begin RECORDED DATA

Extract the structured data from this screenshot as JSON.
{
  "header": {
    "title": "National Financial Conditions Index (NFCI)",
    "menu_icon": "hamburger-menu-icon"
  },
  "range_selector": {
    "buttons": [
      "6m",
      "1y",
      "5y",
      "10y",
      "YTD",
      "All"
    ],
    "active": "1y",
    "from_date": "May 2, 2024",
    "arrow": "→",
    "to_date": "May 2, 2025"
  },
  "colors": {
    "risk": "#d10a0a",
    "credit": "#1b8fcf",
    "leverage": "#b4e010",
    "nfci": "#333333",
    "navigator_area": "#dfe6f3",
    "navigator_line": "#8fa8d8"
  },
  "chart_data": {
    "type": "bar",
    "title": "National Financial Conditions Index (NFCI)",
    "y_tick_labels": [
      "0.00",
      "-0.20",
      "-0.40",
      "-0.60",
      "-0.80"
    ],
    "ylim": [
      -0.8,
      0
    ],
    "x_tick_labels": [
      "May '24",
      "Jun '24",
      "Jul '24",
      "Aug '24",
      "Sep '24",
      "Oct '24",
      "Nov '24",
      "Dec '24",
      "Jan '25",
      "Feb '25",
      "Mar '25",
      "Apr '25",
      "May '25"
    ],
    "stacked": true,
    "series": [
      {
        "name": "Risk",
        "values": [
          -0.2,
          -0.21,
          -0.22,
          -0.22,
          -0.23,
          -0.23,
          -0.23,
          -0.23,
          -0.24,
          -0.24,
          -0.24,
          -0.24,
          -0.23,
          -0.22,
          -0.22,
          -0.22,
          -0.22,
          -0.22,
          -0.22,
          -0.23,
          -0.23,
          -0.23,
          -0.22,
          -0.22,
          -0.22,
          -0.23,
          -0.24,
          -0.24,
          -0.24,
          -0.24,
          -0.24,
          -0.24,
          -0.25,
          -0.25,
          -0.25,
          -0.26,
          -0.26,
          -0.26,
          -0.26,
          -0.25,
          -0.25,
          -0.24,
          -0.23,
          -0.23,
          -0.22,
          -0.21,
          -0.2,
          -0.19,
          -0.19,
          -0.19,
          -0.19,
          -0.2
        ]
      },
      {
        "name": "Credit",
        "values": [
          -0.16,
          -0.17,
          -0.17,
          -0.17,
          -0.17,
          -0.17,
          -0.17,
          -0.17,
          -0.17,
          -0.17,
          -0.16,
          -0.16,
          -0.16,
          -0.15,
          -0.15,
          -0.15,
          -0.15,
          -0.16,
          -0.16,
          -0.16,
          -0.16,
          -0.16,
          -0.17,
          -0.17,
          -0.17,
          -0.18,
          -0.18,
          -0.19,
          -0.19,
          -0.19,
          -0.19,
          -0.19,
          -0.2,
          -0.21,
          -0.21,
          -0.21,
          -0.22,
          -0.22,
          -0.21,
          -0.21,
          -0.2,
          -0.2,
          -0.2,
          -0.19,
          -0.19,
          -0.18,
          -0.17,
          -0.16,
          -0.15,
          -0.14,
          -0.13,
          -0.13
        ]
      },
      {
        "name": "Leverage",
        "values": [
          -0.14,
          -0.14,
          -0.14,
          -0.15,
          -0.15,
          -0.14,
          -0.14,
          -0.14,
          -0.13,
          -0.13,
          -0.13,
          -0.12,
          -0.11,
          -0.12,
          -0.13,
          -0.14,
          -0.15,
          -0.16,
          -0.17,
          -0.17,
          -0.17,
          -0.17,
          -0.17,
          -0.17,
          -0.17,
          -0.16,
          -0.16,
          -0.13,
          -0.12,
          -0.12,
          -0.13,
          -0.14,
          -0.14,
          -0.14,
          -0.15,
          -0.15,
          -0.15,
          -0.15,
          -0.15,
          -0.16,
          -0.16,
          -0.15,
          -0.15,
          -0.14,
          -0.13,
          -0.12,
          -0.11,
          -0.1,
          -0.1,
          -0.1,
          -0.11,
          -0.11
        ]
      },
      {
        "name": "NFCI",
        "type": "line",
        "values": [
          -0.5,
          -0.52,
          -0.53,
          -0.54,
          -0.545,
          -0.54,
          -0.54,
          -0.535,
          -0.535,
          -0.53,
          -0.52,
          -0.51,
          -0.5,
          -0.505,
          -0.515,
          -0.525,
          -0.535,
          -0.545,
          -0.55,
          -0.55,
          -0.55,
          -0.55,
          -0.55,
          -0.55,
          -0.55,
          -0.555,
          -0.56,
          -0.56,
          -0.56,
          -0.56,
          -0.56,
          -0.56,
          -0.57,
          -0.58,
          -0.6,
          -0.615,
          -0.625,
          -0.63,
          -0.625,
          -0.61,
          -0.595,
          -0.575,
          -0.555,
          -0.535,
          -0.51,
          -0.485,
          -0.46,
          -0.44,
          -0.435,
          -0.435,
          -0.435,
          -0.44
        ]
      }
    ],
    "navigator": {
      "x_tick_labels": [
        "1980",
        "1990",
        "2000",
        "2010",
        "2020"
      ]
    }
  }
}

end RECORDED DATA

Output the records above in their entirety, exactly.

# SOLUTION FOR THIS EXERCISE
Extract the structured data from this screenshot as JSON.
{
  "header": {
    "title": "National Financial Conditions Index (NFCI)",
    "menu_icon": "hamburger-menu-icon"
  },
  "range_selector": {
    "buttons": [
      "6m",
      "1y",
      "5y",
      "10y",
      "YTD",
      "All"
    ],
    "active": "1y",
    "from_date": "May 2, 2024",
    "arrow": "→",
    "to_date": "May 2, 2025"
  },
  "colors": {
    "risk": "#d10a0a",
    "credit": "#1b8fcf",
    "leverage": "#b4e010",
    "nfci": "#333333",
    "navigator_area": "#dfe6f3",
    "navigator_line": "#8fa8d8"
  },
  "chart_data": {
    "type": "bar",
    "title": "National Financial Conditions Index (NFCI)",
    "y_tick_labels": [
      "0.00",
      "-0.20",
      "-0.40",
      "-0.60",
      "-0.80"
    ],
    "ylim": [
      -0.8,
      0
    ],
    "x_tick_labels": [
      "May '24",
      "Jun '24",
      "Jul '24",
      "Aug '24",
      "Sep '24",
      "Oct '24",
      "Nov '24",
      "Dec '24",
      "Jan '25",
      "Feb '25",
      "Mar '25",
      "Apr '25",
      "May '25"
    ],
    "stacked": true,
    "series": [
      {
        "name": "Risk",
        "values": [
          -0.2,
          -0.21,
          -0.22,
          -0.22,
          -0.23,
          -0.23,
          -0.23,
          -0.23,
          -0.24,
          -0.24,
          -0.24,
          -0.24,
          -0.23,
          -0.22,
          -0.22,
          -0.22,
          -0.22,
          -0.22,
          -0.22,
          -0.23,
          -0.23,
          -0.23,
          -0.22,
          -0.22,
          -0.22,
          -0.23,
          -0.24,
          -0.24,
          -0.24,
          -0.24,
          -0.24,
          -0.24,
          -0.25,
          -0.25,
          -0.25,
          -0.26,
          -0.26,
          -0.26,
          -0.26,
          -0.25,
          -0.25,
          -0.24,
          -0.23,
          -0.23,
          -0.22,
          -0.21,
          -0.2,
          -0.19,
          -0.19,
          -0.19,
          -0.19,
          -0.2
        ]
      },
      {
        "name": "Credit",
        "values": [
          -0.16,
          -0.17,
          -0.17,
          -0.17,
          -0.17,
          -0.17,
          -0.17,
          -0.17,
          -0.17,
          -0.17,
          -0.16,
          -0.16,
          -0.16,
          -0.15,
          -0.15,
          -0.15,
          -0.15,
          -0.16,
          -0.16,
          -0.16,
          -0.16,
          -0.16,
          -0.17,
          -0.17,
          -0.17,
          -0.18,
          -0.18,
          -0.19,
          -0.19,
          -0.19,
          -0.19,
          -0.19,
          -0.2,
          -0.21,
          -0.21,
          -0.21,
          -0.22,
          -0.22,
          -0.21,
          -0.21,
          -0.2,
          -0.2,
          -0.2,
          -0.19,
          -0.19,
          -0.18,
          -0.17,
          -0.16,
          -0.15,
          -0.14,
          -0.13,
          -0.13
        ]
      },
      {
        "name": "Leverage",
        "values": [
          -0.14,
          -0.14,
          -0.14,
          -0.15,
          -0.15,
          -0.14,
          -0.14,
          -0.14,
          -0.13,
          -0.13,
          -0.13,
          -0.12,
          -0.11,
          -0.12,
          -0.13,
          -0.14,
          -0.15,
          -0.16,
          -0.17,
          -0.17,
          -0.17,
          -0.17,
          -0.17,
          -0.17,
          -0.17,
          -0.16,
          -0.16,
          -0.13,
          -0.12,
          -0.12,
          -0.13,
          -0.14,
          -0.14,
          -0.14,
          -0.15,
          -0.15,
          -0.15,
          -0.15,
          -0.15,
          -0.16,
          -0.16,
          -0.15,
          -0.15,
          -0.14,
          -0.13,
          -0.12,
          -0.11,
          -0.1,
          -0.1,
          -0.1,
          -0.11,
          -0.11
        ]
      },
      {
        "name": "NFCI",
        "type": "line",
        "values": [
          -0.5,
          -0.52,
          -0.53,
          -0.54,
          -0.545,
          -0.54,
          -0.54,
          -0.535,
          -0.535,
          -0.53,
          -0.52,
          -0.51,
          -0.5,
          -0.505,
          -0.515,
          -0.525,
          -0.535,
          -0.545,
          -0.55,
          -0.55,
          -0.55,
          -0.55,
          -0.55,
          -0.55,
          -0.55,
          -0.555,
          -0.56,
          -0.56,
          -0.56,
          -0.56,
          -0.56,
          -0.56,
          -0.57,
          -0.58,
          -0.6,
          -0.615,
          -0.625,
          -0.63,
          -0.625,
          -0.61,
          -0.595,
          -0.575,
          -0.555,
          -0.535,
          -0.51,
          -0.485,
          -0.46,
          -0.44,
          -0.435,
          -0.435,
          -0.435,
          -0.44
        ]
      }
    ],
    "navigator": {
      "x_tick_labels": [
        "1980",
        "1990",
        "2000",
        "2010",
        "2020"
      ]
    }
  }
}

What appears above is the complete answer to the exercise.